▶ Goal of the exercise:
Select and copy out every line in the records containing "JSON".

--------------------

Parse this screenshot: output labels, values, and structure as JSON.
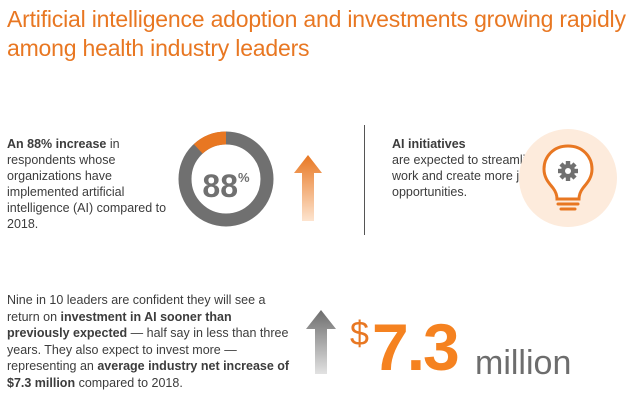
{
  "title": "Artificial intelligence adoption and investments growing rapidly among health industry leaders",
  "stat": {
    "lead": "An 88% increase",
    "rest": " in respondents whose organizations have implemented artificial intelligence (AI) compared to 2018.",
    "value": "88",
    "unit": "%",
    "percent": 88
  },
  "ai": {
    "lead": "AI initiatives",
    "rest": "are expected to streamline work and create more job opportunities."
  },
  "investment": {
    "p1": "Nine in 10 leaders are confident they will see a return on ",
    "b1": "investment in AI sooner than previously expected",
    "p2": " — half say in less than three years. They also expect to invest more — representing an ",
    "b2": "average industry net increase of $7.3 million",
    "p3": " compared to 2018."
  },
  "amount": {
    "currency": "$",
    "value": "7.3",
    "unit": "million"
  },
  "colors": {
    "accent": "#e87722",
    "gray": "#707070",
    "light": "#fdebdc"
  },
  "icons": [
    "up-arrow-icon",
    "lightbulb-gear-icon"
  ]
}
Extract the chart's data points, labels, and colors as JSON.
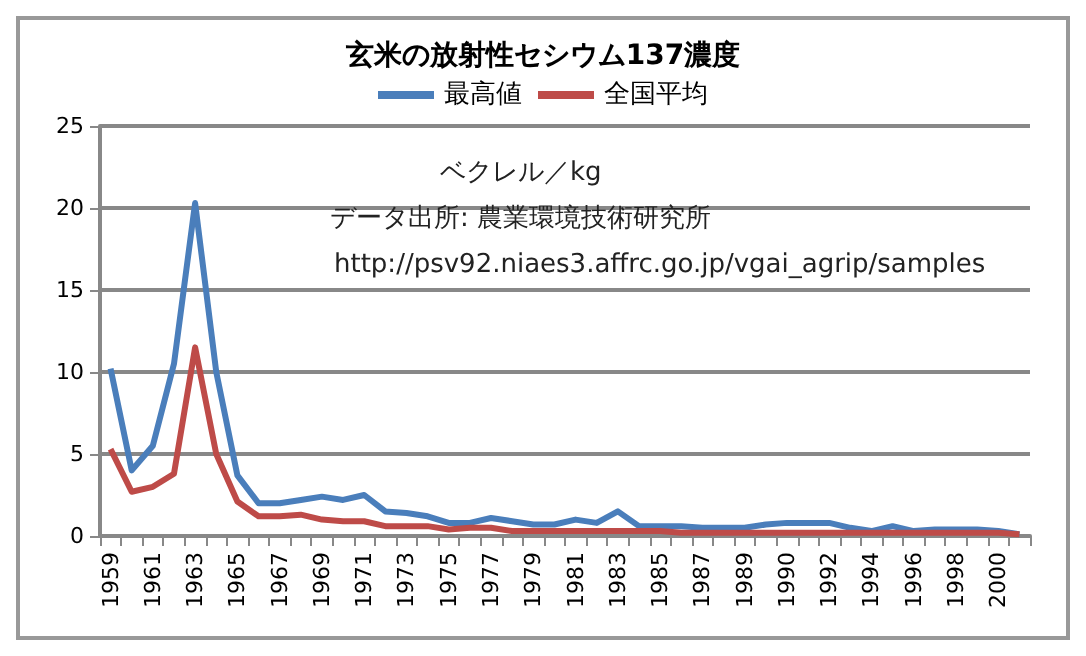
{
  "chart_data": {
    "type": "line",
    "title": "玄米の放射性セシウム137濃度",
    "categories": [
      "1959",
      null,
      "1961",
      null,
      "1963",
      null,
      "1965",
      null,
      "1967",
      null,
      "1969",
      null,
      "1971",
      null,
      "1973",
      null,
      "1975",
      null,
      "1977",
      null,
      "1979",
      null,
      "1981",
      null,
      "1983",
      null,
      "1985",
      null,
      "1987",
      null,
      "1989",
      null,
      "1990",
      null,
      "1992",
      null,
      "1994",
      null,
      "1996",
      null,
      "1998",
      null,
      "2000",
      null
    ],
    "series": [
      {
        "name": "最高値",
        "color": "#4a7ebb",
        "values": [
          10.2,
          4.0,
          5.5,
          10.5,
          20.3,
          10.0,
          3.7,
          2.0,
          2.0,
          2.2,
          2.4,
          2.2,
          2.5,
          1.5,
          1.4,
          1.2,
          0.8,
          0.8,
          1.1,
          0.9,
          0.7,
          0.7,
          1.0,
          0.8,
          1.5,
          0.6,
          0.6,
          0.6,
          0.5,
          0.5,
          0.5,
          0.7,
          0.8,
          0.8,
          0.8,
          0.5,
          0.3,
          0.6,
          0.3,
          0.4,
          0.4,
          0.4,
          0.3,
          0.1
        ]
      },
      {
        "name": "全国平均",
        "color": "#be4b48",
        "values": [
          5.3,
          2.7,
          3.0,
          3.8,
          11.5,
          5.0,
          2.1,
          1.2,
          1.2,
          1.3,
          1.0,
          0.9,
          0.9,
          0.6,
          0.6,
          0.6,
          0.4,
          0.5,
          0.5,
          0.3,
          0.3,
          0.3,
          0.3,
          0.3,
          0.3,
          0.3,
          0.3,
          0.2,
          0.2,
          0.2,
          0.2,
          0.2,
          0.2,
          0.2,
          0.2,
          0.2,
          0.2,
          0.2,
          0.2,
          0.2,
          0.2,
          0.2,
          0.2,
          0.1
        ]
      }
    ],
    "ylim": [
      0,
      25
    ],
    "yticks": [
      0,
      5,
      10,
      15,
      20,
      25
    ],
    "grid": "y",
    "legend": "top",
    "marker": "none",
    "line_style": "solid",
    "annotations": [
      "ベクレル／kg",
      "データ出所: 農業環境技術研究所",
      "http://psv92.niaes3.affrc.go.jp/vgai_agrip/samples"
    ]
  }
}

--------------------

▶ Response to the exercise:
Parse this screenshot: output labels, values, and structure as JSON.
Extract the chart's data points, labels, and colors as JSON.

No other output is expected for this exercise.